- _Goal of the exercise_:
Report the count of lines containing the word "content" in the entries below, and nothing more.

- _Source records_:
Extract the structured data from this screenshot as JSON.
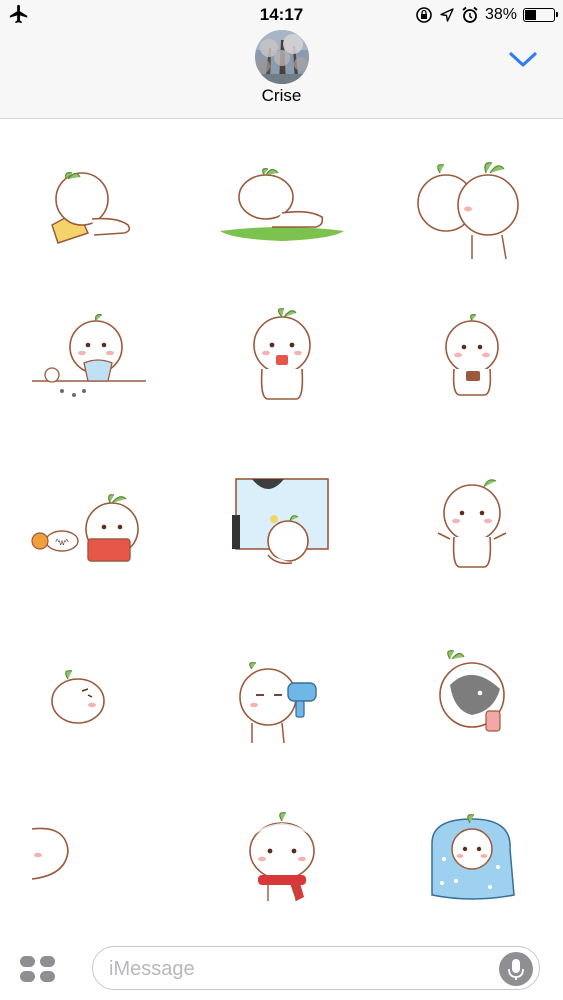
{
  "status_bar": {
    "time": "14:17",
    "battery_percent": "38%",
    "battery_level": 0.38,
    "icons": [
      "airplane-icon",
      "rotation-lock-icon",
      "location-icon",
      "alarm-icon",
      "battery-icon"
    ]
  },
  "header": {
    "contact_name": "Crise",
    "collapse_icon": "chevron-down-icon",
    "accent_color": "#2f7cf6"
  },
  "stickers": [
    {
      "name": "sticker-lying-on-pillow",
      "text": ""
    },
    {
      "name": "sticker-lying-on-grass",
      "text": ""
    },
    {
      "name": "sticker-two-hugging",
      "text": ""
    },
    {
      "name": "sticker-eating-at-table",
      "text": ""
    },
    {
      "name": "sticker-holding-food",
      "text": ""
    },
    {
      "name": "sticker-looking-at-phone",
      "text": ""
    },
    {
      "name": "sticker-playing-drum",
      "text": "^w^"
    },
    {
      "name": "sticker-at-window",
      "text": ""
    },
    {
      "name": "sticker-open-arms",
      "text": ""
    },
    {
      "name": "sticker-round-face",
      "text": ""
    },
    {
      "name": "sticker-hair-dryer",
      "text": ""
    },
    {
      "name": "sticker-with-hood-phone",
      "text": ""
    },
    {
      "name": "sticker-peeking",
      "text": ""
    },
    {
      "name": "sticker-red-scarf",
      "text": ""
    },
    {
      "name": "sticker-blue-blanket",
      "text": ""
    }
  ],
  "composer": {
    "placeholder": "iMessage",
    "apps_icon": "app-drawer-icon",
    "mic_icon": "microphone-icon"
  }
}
--
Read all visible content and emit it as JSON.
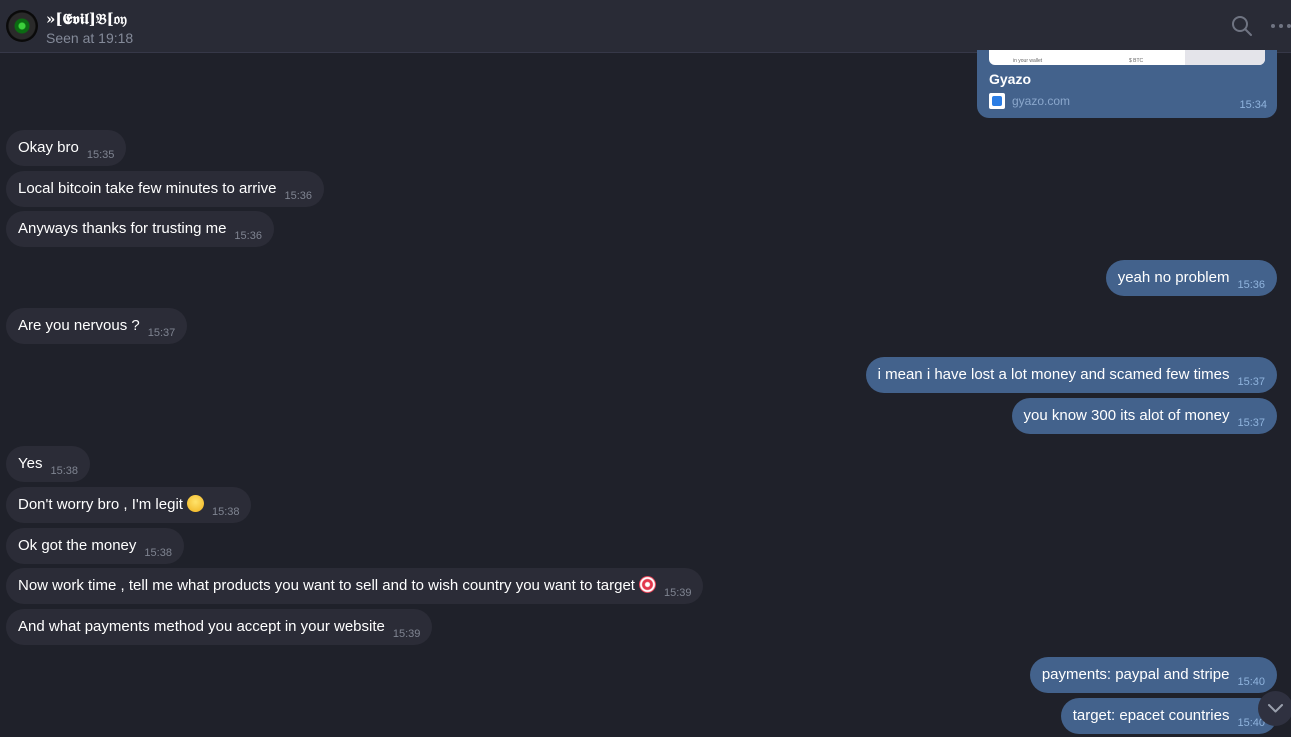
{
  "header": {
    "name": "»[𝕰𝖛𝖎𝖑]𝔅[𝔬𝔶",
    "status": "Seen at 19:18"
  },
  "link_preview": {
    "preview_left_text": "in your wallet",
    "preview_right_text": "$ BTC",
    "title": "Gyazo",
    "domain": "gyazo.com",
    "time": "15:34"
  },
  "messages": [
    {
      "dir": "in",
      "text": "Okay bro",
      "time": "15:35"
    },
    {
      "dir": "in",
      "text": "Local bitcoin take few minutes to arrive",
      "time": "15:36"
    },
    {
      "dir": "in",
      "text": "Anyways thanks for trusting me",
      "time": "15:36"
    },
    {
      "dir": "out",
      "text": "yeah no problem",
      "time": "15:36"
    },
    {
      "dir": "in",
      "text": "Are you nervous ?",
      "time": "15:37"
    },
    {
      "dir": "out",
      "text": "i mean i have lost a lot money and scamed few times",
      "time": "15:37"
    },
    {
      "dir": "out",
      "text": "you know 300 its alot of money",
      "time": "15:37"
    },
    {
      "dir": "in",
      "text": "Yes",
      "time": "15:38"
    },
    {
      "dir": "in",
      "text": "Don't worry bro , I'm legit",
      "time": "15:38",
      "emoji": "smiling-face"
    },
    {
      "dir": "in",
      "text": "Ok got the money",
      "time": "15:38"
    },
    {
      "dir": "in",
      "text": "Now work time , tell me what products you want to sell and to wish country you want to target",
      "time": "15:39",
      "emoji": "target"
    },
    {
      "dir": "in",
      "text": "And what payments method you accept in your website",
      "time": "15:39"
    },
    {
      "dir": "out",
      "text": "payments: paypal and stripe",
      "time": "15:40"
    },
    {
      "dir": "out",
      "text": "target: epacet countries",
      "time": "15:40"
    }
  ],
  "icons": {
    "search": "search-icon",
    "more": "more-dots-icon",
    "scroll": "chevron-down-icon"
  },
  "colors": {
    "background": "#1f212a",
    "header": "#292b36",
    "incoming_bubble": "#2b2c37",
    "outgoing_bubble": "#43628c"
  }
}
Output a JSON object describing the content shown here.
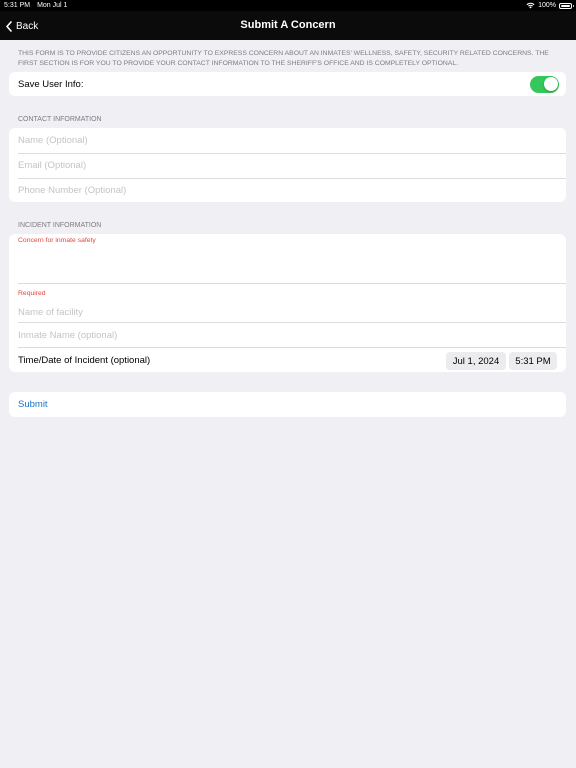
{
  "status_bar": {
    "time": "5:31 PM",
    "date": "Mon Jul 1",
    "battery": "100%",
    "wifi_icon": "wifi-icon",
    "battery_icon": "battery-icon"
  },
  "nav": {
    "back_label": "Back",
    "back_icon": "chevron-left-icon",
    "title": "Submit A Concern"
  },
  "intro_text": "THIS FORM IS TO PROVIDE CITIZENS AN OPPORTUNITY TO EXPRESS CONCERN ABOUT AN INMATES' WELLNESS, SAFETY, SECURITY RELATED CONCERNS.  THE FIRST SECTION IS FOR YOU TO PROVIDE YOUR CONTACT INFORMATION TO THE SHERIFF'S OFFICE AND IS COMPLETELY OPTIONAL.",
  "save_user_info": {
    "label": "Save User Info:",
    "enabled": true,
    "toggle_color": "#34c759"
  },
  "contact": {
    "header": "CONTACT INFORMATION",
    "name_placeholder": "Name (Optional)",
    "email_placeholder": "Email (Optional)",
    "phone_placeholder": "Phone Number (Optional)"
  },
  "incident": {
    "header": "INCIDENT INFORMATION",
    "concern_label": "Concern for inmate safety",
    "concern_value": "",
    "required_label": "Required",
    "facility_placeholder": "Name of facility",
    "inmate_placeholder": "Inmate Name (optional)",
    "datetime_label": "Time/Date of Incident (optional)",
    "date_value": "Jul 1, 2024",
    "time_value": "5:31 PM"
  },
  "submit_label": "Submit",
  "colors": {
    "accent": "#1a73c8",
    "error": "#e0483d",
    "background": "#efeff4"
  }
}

- _Exercise response_:
2